## Exercise details
All of the records below should be output exactly.

## Record excerpts
----------

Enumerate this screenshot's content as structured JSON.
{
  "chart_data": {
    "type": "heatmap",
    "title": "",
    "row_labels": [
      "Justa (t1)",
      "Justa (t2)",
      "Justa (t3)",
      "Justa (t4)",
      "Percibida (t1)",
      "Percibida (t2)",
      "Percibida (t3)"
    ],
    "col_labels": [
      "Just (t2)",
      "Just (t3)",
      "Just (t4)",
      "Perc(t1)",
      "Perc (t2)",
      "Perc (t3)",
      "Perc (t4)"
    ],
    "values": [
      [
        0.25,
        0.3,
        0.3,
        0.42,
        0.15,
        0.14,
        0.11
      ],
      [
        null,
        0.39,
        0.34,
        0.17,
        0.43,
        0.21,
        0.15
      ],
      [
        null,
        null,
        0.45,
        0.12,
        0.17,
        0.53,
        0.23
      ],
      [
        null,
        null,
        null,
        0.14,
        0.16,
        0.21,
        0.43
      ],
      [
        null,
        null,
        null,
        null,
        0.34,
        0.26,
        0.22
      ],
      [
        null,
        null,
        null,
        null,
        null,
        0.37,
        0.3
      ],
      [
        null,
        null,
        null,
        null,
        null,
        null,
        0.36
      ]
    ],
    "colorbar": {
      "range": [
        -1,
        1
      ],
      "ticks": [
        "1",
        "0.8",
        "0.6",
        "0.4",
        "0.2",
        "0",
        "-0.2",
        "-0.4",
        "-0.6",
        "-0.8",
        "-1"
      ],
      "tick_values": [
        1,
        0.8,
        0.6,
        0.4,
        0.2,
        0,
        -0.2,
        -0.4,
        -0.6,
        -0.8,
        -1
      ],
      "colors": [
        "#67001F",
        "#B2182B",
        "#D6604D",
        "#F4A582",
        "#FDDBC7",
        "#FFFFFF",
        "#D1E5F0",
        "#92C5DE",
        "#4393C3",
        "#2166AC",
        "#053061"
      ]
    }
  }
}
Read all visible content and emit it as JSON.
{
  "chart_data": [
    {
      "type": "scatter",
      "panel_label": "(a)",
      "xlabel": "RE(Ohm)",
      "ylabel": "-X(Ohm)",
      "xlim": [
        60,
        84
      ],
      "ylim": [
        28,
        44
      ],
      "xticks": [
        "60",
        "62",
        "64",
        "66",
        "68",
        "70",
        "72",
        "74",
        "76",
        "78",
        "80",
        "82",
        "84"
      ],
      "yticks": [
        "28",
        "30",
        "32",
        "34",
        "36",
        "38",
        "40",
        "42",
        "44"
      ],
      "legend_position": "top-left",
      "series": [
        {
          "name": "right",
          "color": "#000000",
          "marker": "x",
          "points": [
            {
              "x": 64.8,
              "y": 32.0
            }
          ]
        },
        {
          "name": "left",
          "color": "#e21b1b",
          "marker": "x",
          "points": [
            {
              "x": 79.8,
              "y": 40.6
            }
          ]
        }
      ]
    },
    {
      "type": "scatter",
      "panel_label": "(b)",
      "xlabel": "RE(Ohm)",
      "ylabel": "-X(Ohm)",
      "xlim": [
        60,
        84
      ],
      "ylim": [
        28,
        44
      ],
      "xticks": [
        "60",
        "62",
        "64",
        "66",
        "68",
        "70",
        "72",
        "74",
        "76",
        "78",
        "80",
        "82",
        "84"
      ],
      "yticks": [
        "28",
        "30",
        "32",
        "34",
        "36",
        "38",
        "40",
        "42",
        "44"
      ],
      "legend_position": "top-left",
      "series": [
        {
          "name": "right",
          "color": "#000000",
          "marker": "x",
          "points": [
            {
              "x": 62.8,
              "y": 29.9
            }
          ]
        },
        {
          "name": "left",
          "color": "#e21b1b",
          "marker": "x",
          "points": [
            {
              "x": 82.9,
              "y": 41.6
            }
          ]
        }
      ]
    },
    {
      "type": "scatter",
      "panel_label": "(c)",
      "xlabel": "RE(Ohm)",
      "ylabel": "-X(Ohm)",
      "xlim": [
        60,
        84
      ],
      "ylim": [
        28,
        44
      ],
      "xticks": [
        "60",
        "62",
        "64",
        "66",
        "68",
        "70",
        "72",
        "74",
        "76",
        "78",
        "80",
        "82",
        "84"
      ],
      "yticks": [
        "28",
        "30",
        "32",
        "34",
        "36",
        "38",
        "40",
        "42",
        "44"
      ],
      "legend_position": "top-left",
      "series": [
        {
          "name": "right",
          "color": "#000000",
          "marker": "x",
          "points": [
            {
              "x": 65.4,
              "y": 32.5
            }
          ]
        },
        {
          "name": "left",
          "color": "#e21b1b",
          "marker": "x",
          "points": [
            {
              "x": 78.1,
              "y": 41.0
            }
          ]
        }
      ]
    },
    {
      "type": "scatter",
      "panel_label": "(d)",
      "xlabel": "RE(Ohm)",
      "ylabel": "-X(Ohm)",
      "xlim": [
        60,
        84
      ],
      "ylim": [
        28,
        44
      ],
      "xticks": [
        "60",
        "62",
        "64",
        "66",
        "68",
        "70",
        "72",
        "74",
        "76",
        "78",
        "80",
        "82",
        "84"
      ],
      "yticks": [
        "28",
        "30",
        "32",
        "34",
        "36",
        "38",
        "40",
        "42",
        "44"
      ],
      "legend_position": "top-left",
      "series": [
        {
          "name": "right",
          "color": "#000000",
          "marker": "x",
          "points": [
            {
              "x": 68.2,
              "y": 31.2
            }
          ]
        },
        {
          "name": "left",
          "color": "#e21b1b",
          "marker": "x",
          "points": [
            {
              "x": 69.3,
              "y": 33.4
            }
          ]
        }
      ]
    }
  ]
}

----------

## Reply to the exercise
Enumerate this screenshot's content as structured JSON.
{
  "chart_data": {
    "type": "heatmap",
    "title": "",
    "row_labels": [
      "Justa (t1)",
      "Justa (t2)",
      "Justa (t3)",
      "Justa (t4)",
      "Percibida (t1)",
      "Percibida (t2)",
      "Percibida (t3)"
    ],
    "col_labels": [
      "Just (t2)",
      "Just (t3)",
      "Just (t4)",
      "Perc(t1)",
      "Perc (t2)",
      "Perc (t3)",
      "Perc (t4)"
    ],
    "values": [
      [
        0.25,
        0.3,
        0.3,
        0.42,
        0.15,
        0.14,
        0.11
      ],
      [
        null,
        0.39,
        0.34,
        0.17,
        0.43,
        0.21,
        0.15
      ],
      [
        null,
        null,
        0.45,
        0.12,
        0.17,
        0.53,
        0.23
      ],
      [
        null,
        null,
        null,
        0.14,
        0.16,
        0.21,
        0.43
      ],
      [
        null,
        null,
        null,
        null,
        0.34,
        0.26,
        0.22
      ],
      [
        null,
        null,
        null,
        null,
        null,
        0.37,
        0.3
      ],
      [
        null,
        null,
        null,
        null,
        null,
        null,
        0.36
      ]
    ],
    "colorbar": {
      "range": [
        -1,
        1
      ],
      "ticks": [
        "1",
        "0.8",
        "0.6",
        "0.4",
        "0.2",
        "0",
        "-0.2",
        "-0.4",
        "-0.6",
        "-0.8",
        "-1"
      ],
      "tick_values": [
        1,
        0.8,
        0.6,
        0.4,
        0.2,
        0,
        -0.2,
        -0.4,
        -0.6,
        -0.8,
        -1
      ],
      "colors": [
        "#67001F",
        "#B2182B",
        "#D6604D",
        "#F4A582",
        "#FDDBC7",
        "#FFFFFF",
        "#D1E5F0",
        "#92C5DE",
        "#4393C3",
        "#2166AC",
        "#053061"
      ]
    }
  }
}
Read all visible content and emit it as JSON.
{
  "chart_data": [
    {
      "type": "scatter",
      "panel_label": "(a)",
      "xlabel": "RE(Ohm)",
      "ylabel": "-X(Ohm)",
      "xlim": [
        60,
        84
      ],
      "ylim": [
        28,
        44
      ],
      "xticks": [
        "60",
        "62",
        "64",
        "66",
        "68",
        "70",
        "72",
        "74",
        "76",
        "78",
        "80",
        "82",
        "84"
      ],
      "yticks": [
        "28",
        "30",
        "32",
        "34",
        "36",
        "38",
        "40",
        "42",
        "44"
      ],
      "legend_position": "top-left",
      "series": [
        {
          "name": "right",
          "color": "#000000",
          "marker": "x",
          "points": [
            {
              "x": 64.8,
              "y": 32.0
            }
          ]
        },
        {
          "name": "left",
          "color": "#e21b1b",
          "marker": "x",
          "points": [
            {
              "x": 79.8,
              "y": 40.6
            }
          ]
        }
      ]
    },
    {
      "type": "scatter",
      "panel_label": "(b)",
      "xlabel": "RE(Ohm)",
      "ylabel": "-X(Ohm)",
      "xlim": [
        60,
        84
      ],
      "ylim": [
        28,
        44
      ],
      "xticks": [
        "60",
        "62",
        "64",
        "66",
        "68",
        "70",
        "72",
        "74",
        "76",
        "78",
        "80",
        "82",
        "84"
      ],
      "yticks": [
        "28",
        "30",
        "32",
        "34",
        "36",
        "38",
        "40",
        "42",
        "44"
      ],
      "legend_position": "top-left",
      "series": [
        {
          "name": "right",
          "color": "#000000",
          "marker": "x",
          "points": [
            {
              "x": 62.8,
              "y": 29.9
            }
          ]
        },
        {
          "name": "left",
          "color": "#e21b1b",
          "marker": "x",
          "points": [
            {
              "x": 82.9,
              "y": 41.6
            }
          ]
        }
      ]
    },
    {
      "type": "scatter",
      "panel_label": "(c)",
      "xlabel": "RE(Ohm)",
      "ylabel": "-X(Ohm)",
      "xlim": [
        60,
        84
      ],
      "ylim": [
        28,
        44
      ],
      "xticks": [
        "60",
        "62",
        "64",
        "66",
        "68",
        "70",
        "72",
        "74",
        "76",
        "78",
        "80",
        "82",
        "84"
      ],
      "yticks": [
        "28",
        "30",
        "32",
        "34",
        "36",
        "38",
        "40",
        "42",
        "44"
      ],
      "legend_position": "top-left",
      "series": [
        {
          "name": "right",
          "color": "#000000",
          "marker": "x",
          "points": [
            {
              "x": 65.4,
              "y": 32.5
            }
          ]
        },
        {
          "name": "left",
          "color": "#e21b1b",
          "marker": "x",
          "points": [
            {
              "x": 78.1,
              "y": 41.0
            }
          ]
        }
      ]
    },
    {
      "type": "scatter",
      "panel_label": "(d)",
      "xlabel": "RE(Ohm)",
      "ylabel": "-X(Ohm)",
      "xlim": [
        60,
        84
      ],
      "ylim": [
        28,
        44
      ],
      "xticks": [
        "60",
        "62",
        "64",
        "66",
        "68",
        "70",
        "72",
        "74",
        "76",
        "78",
        "80",
        "82",
        "84"
      ],
      "yticks": [
        "28",
        "30",
        "32",
        "34",
        "36",
        "38",
        "40",
        "42",
        "44"
      ],
      "legend_position": "top-left",
      "series": [
        {
          "name": "right",
          "color": "#000000",
          "marker": "x",
          "points": [
            {
              "x": 68.2,
              "y": 31.2
            }
          ]
        },
        {
          "name": "left",
          "color": "#e21b1b",
          "marker": "x",
          "points": [
            {
              "x": 69.3,
              "y": 33.4
            }
          ]
        }
      ]
    }
  ]
}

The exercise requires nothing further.